- **TASK TO CARRY OUT**: Beneath this task is a listing. State how many of its lines include the string "background", giving nothing but the number.

Chart and figure data
## start
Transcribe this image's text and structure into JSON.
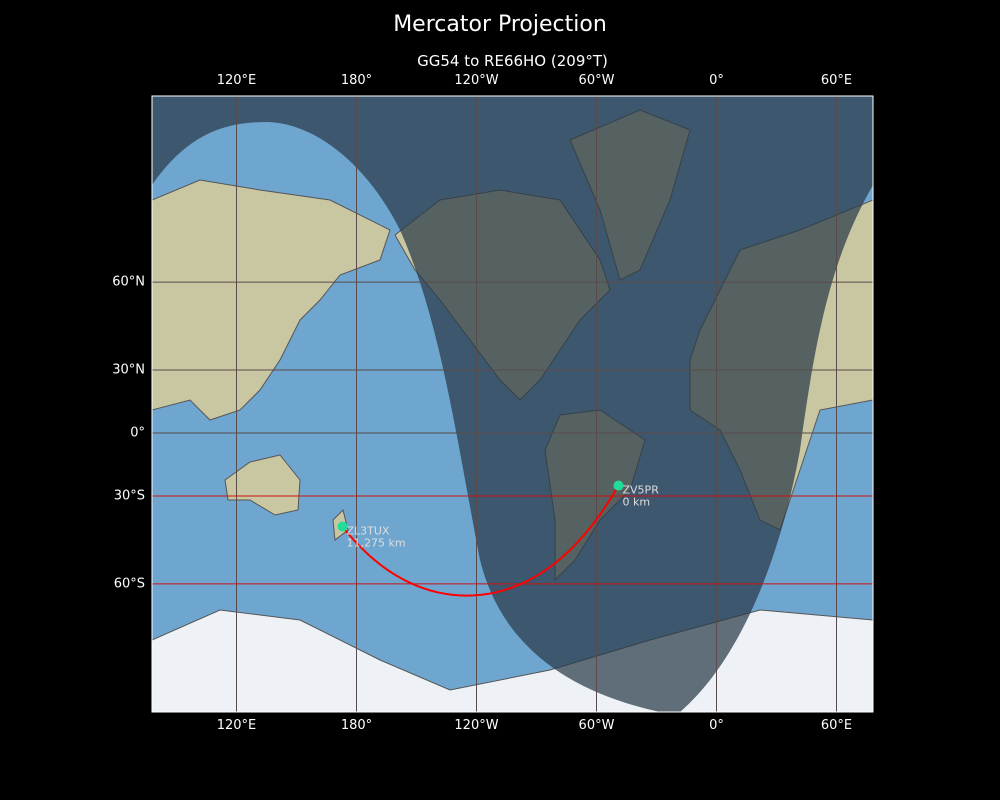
{
  "title": "Mercator Projection",
  "subtitle": "GG54 to RE66HO (209°T)",
  "map": {
    "projection": "Mercator",
    "central_longitude": -102,
    "lat_range": [
      -80,
      84
    ],
    "night_shading": true,
    "colors": {
      "ocean": "#6fa6cf",
      "land": "#c9c7a2",
      "ice": "#eef2f6",
      "night": "#2a3a48",
      "path": "#ff0000",
      "station": "#22dd99",
      "grid": "#5a4a4a"
    },
    "x_ticks": [
      {
        "lon": 120,
        "label": "120°E"
      },
      {
        "lon": 180,
        "label": "180°"
      },
      {
        "lon": -120,
        "label": "120°W"
      },
      {
        "lon": -60,
        "label": "60°W"
      },
      {
        "lon": 0,
        "label": "0°"
      },
      {
        "lon": 60,
        "label": "60°E"
      }
    ],
    "y_ticks": [
      {
        "lat": 60,
        "label": "60°N"
      },
      {
        "lat": 30,
        "label": "30°N"
      },
      {
        "lat": 0,
        "label": "0°"
      },
      {
        "lat": -30,
        "label": "30°S"
      },
      {
        "lat": -60,
        "label": "60°S"
      }
    ],
    "highlighted_parallels": [
      -30,
      -60
    ]
  },
  "stations": [
    {
      "call": "ZV5PR",
      "distance": "0 km",
      "lat": -25.4,
      "lon": -49
    },
    {
      "call": "ZL3TUX",
      "distance": "11,275 km",
      "lat": -42.3,
      "lon": 173
    }
  ]
}
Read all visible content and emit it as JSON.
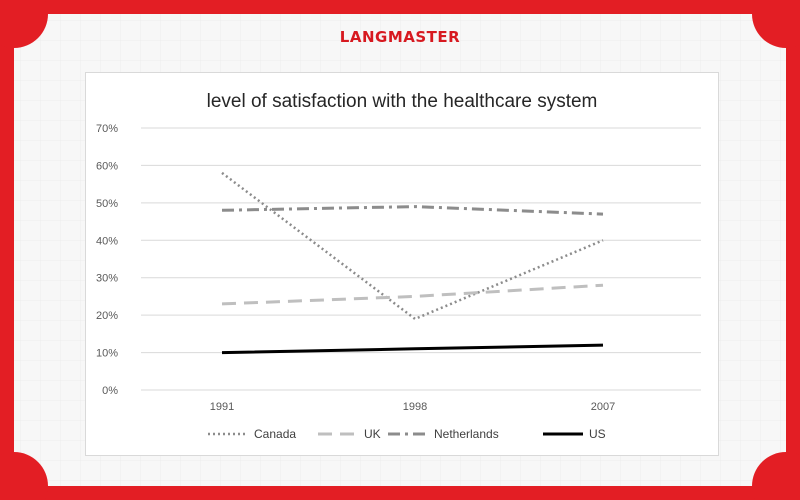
{
  "brand": {
    "name": "LANGMASTER",
    "color": "#d71920"
  },
  "colors": {
    "frame": "#e31e24",
    "grid": "#d9d9d9",
    "background": "#f7f7f7"
  },
  "chart_data": {
    "type": "line",
    "title": "level of satisfaction with the healthcare system",
    "xlabel": "",
    "ylabel": "",
    "categories": [
      "1991",
      "1998",
      "2007"
    ],
    "ylim": [
      0,
      70
    ],
    "yticks": [
      "0%",
      "10%",
      "20%",
      "30%",
      "40%",
      "50%",
      "60%",
      "70%"
    ],
    "grid": true,
    "legend_position": "bottom",
    "series": [
      {
        "name": "Canada",
        "values": [
          58,
          19,
          40
        ],
        "color": "#8c8c8c",
        "style": "dotted"
      },
      {
        "name": "UK",
        "values": [
          23,
          25,
          28
        ],
        "color": "#bfbfbf",
        "style": "dashed"
      },
      {
        "name": "Netherlands",
        "values": [
          48,
          49,
          47
        ],
        "color": "#8c8c8c",
        "style": "dash-dot"
      },
      {
        "name": "US",
        "values": [
          10,
          11,
          12
        ],
        "color": "#000000",
        "style": "solid"
      }
    ]
  }
}
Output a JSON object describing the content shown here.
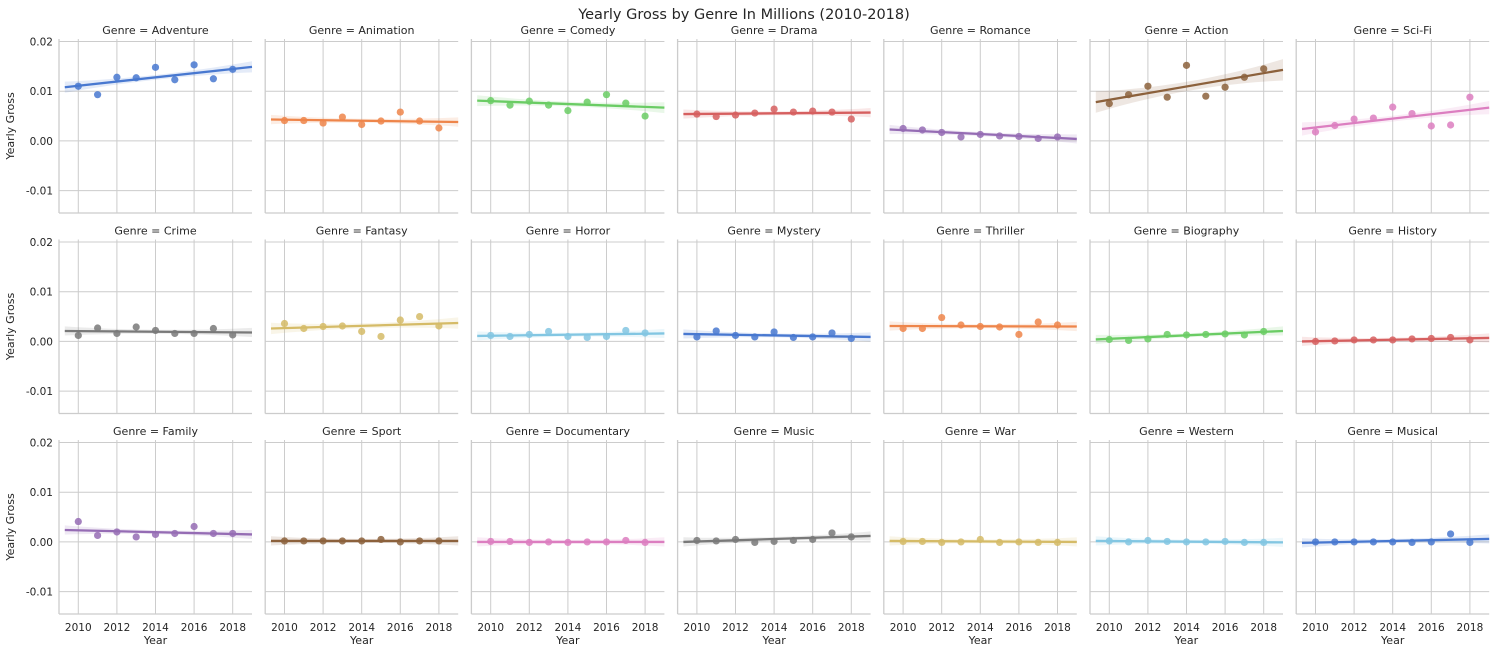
{
  "figure": {
    "title": "Yearly Gross by Genre In Millions (2010-2018)"
  },
  "chart_data": {
    "type": "scatter",
    "facet_grid": {
      "rows": 3,
      "cols": 7,
      "facet_label_prefix": "Genre = "
    },
    "xlabel": "Year",
    "ylabel": "Yearly Gross",
    "x_ticks": [
      "2010",
      "2012",
      "2014",
      "2016",
      "2018"
    ],
    "y_ticks": [
      "0.02",
      "0.01",
      "0.00",
      "-0.01"
    ],
    "xlim": [
      2009,
      2019
    ],
    "ylim": [
      -0.0145,
      0.0205
    ],
    "grid": true,
    "regression_line": true,
    "confidence_band": true,
    "x": [
      2010,
      2011,
      2012,
      2013,
      2014,
      2015,
      2016,
      2017,
      2018
    ],
    "series": [
      {
        "name": "Adventure",
        "color": "#4878d0",
        "values": [
          0.011,
          0.0093,
          0.0128,
          0.0127,
          0.0148,
          0.0123,
          0.0153,
          0.0125,
          0.0144
        ],
        "fit": [
          0.0108,
          0.0149
        ]
      },
      {
        "name": "Animation",
        "color": "#ee854a",
        "values": [
          0.0041,
          0.0041,
          0.0036,
          0.0048,
          0.0033,
          0.004,
          0.0058,
          0.004,
          0.0026
        ],
        "fit": [
          0.0043,
          0.0038
        ]
      },
      {
        "name": "Comedy",
        "color": "#6acc64",
        "values": [
          0.0081,
          0.0072,
          0.008,
          0.0072,
          0.0061,
          0.0078,
          0.0093,
          0.0076,
          0.005
        ],
        "fit": [
          0.0081,
          0.0067
        ]
      },
      {
        "name": "Drama",
        "color": "#d65f5f",
        "values": [
          0.0054,
          0.0049,
          0.0052,
          0.0056,
          0.0064,
          0.0058,
          0.006,
          0.0058,
          0.0044
        ],
        "fit": [
          0.0054,
          0.0057
        ]
      },
      {
        "name": "Romance",
        "color": "#956cb4",
        "values": [
          0.0025,
          0.0022,
          0.0017,
          0.0008,
          0.0013,
          0.001,
          0.0009,
          0.0005,
          0.0008
        ],
        "fit": [
          0.0023,
          0.0004
        ]
      },
      {
        "name": "Action",
        "color": "#8c613c",
        "values": [
          0.0075,
          0.0093,
          0.011,
          0.0088,
          0.0152,
          0.009,
          0.0108,
          0.0128,
          0.0145
        ],
        "fit": [
          0.0078,
          0.0143
        ]
      },
      {
        "name": "Sci-Fi",
        "color": "#dc7ec0",
        "values": [
          0.0018,
          0.0031,
          0.0044,
          0.0046,
          0.0068,
          0.0055,
          0.003,
          0.0032,
          0.0088
        ],
        "fit": [
          0.0024,
          0.0067
        ]
      },
      {
        "name": "Crime",
        "color": "#797979",
        "values": [
          0.0012,
          0.0027,
          0.0016,
          0.0029,
          0.0022,
          0.0016,
          0.0016,
          0.0026,
          0.0013
        ],
        "fit": [
          0.0021,
          0.0018
        ]
      },
      {
        "name": "Fantasy",
        "color": "#d5bb67",
        "values": [
          0.0036,
          0.0026,
          0.003,
          0.0031,
          0.002,
          0.001,
          0.0043,
          0.005,
          0.0031
        ],
        "fit": [
          0.0026,
          0.0037
        ]
      },
      {
        "name": "Horror",
        "color": "#82c6e2",
        "values": [
          0.0012,
          0.001,
          0.0014,
          0.002,
          0.001,
          0.0008,
          0.001,
          0.0022,
          0.0017
        ],
        "fit": [
          0.0011,
          0.0016
        ]
      },
      {
        "name": "Mystery",
        "color": "#4878d0",
        "values": [
          0.0009,
          0.0021,
          0.0012,
          0.0009,
          0.0019,
          0.0008,
          0.0009,
          0.0017,
          0.0006
        ],
        "fit": [
          0.0015,
          0.0009
        ]
      },
      {
        "name": "Thriller",
        "color": "#ee854a",
        "values": [
          0.0026,
          0.0026,
          0.0048,
          0.0033,
          0.003,
          0.0029,
          0.0014,
          0.0039,
          0.0033
        ],
        "fit": [
          0.0031,
          0.003
        ]
      },
      {
        "name": "Biography",
        "color": "#6acc64",
        "values": [
          0.0004,
          0.0002,
          0.0005,
          0.0014,
          0.0013,
          0.0014,
          0.0015,
          0.0013,
          0.002
        ],
        "fit": [
          0.0004,
          0.0021
        ]
      },
      {
        "name": "History",
        "color": "#d65f5f",
        "values": [
          0.0,
          0.0001,
          0.0003,
          0.0003,
          0.0003,
          0.0005,
          0.0006,
          0.0008,
          0.0003
        ],
        "fit": [
          0.0,
          0.0007
        ]
      },
      {
        "name": "Family",
        "color": "#956cb4",
        "values": [
          0.0041,
          0.0013,
          0.002,
          0.001,
          0.0015,
          0.0017,
          0.0031,
          0.0017,
          0.0017
        ],
        "fit": [
          0.0024,
          0.0015
        ]
      },
      {
        "name": "Sport",
        "color": "#8c613c",
        "values": [
          0.0002,
          0.0002,
          0.0002,
          0.0002,
          0.0002,
          0.0005,
          0.0,
          0.0002,
          0.0002
        ],
        "fit": [
          0.0002,
          0.0002
        ]
      },
      {
        "name": "Documentary",
        "color": "#dc7ec0",
        "values": [
          0.0001,
          0.0001,
          -0.0001,
          0.0,
          -0.0001,
          0.0,
          0.0,
          0.0003,
          -0.0001
        ],
        "fit": [
          0.0,
          0.0
        ]
      },
      {
        "name": "Music",
        "color": "#797979",
        "values": [
          0.0003,
          0.0002,
          0.0005,
          -0.0001,
          0.0001,
          0.0003,
          0.0005,
          0.0018,
          0.001
        ],
        "fit": [
          0.0,
          0.0012
        ]
      },
      {
        "name": "War",
        "color": "#d5bb67",
        "values": [
          0.0001,
          0.0001,
          -0.0001,
          0.0,
          0.0005,
          -0.0001,
          0.0,
          -0.0001,
          -0.0001
        ],
        "fit": [
          0.0002,
          0.0
        ]
      },
      {
        "name": "Western",
        "color": "#82c6e2",
        "values": [
          0.0002,
          0.0,
          0.0003,
          0.0001,
          0.0,
          0.0,
          0.0001,
          -0.0001,
          -0.0001
        ],
        "fit": [
          0.0002,
          -0.0001
        ]
      },
      {
        "name": "Musical",
        "color": "#4878d0",
        "values": [
          0.0,
          0.0,
          0.0,
          0.0,
          0.0,
          -0.0001,
          0.0,
          0.0016,
          -0.0001
        ],
        "fit": [
          -0.0002,
          0.0006
        ]
      }
    ]
  }
}
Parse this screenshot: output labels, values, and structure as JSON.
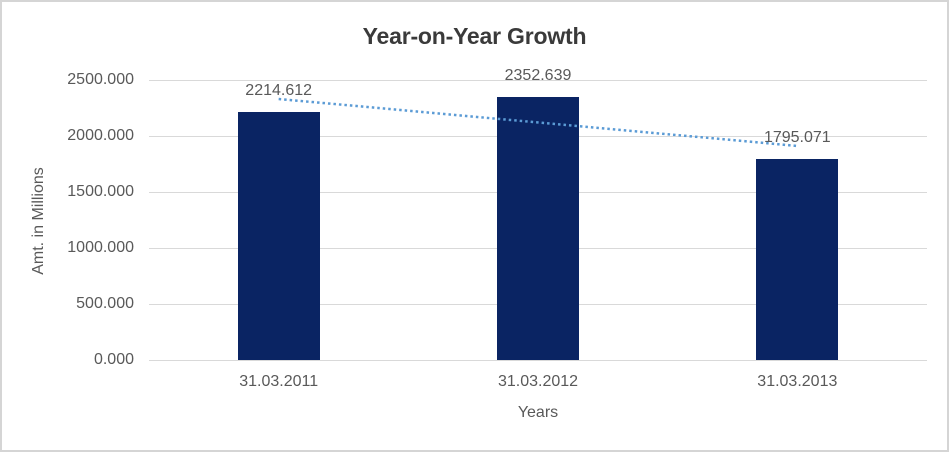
{
  "chart_data": {
    "type": "bar",
    "title": "Year-on-Year Growth",
    "xlabel": "Years",
    "ylabel": "Amt. in Millions",
    "categories": [
      "31.03.2011",
      "31.03.2012",
      "31.03.2013"
    ],
    "values": [
      2214.612,
      2352.639,
      1795.071
    ],
    "data_labels": [
      "2214.612",
      "2352.639",
      "1795.071"
    ],
    "yticks": [
      "2500.000",
      "2000.000",
      "1500.000",
      "1000.000",
      "500.000",
      "0.000"
    ],
    "ylim": [
      0,
      2500
    ],
    "grid": "horizontal",
    "legend": "none",
    "trendline": {
      "type": "linear",
      "style": "dotted"
    },
    "colors": {
      "bar": "#0a2463",
      "trendline": "#5b9bd5",
      "gridline": "#d9d9d9",
      "axis_text": "#595959",
      "title_text": "#3a3a3a",
      "frame_border": "#d5d5d5",
      "background": "#ffffff"
    }
  }
}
## end
- **EXPECTED ANSWER**: 2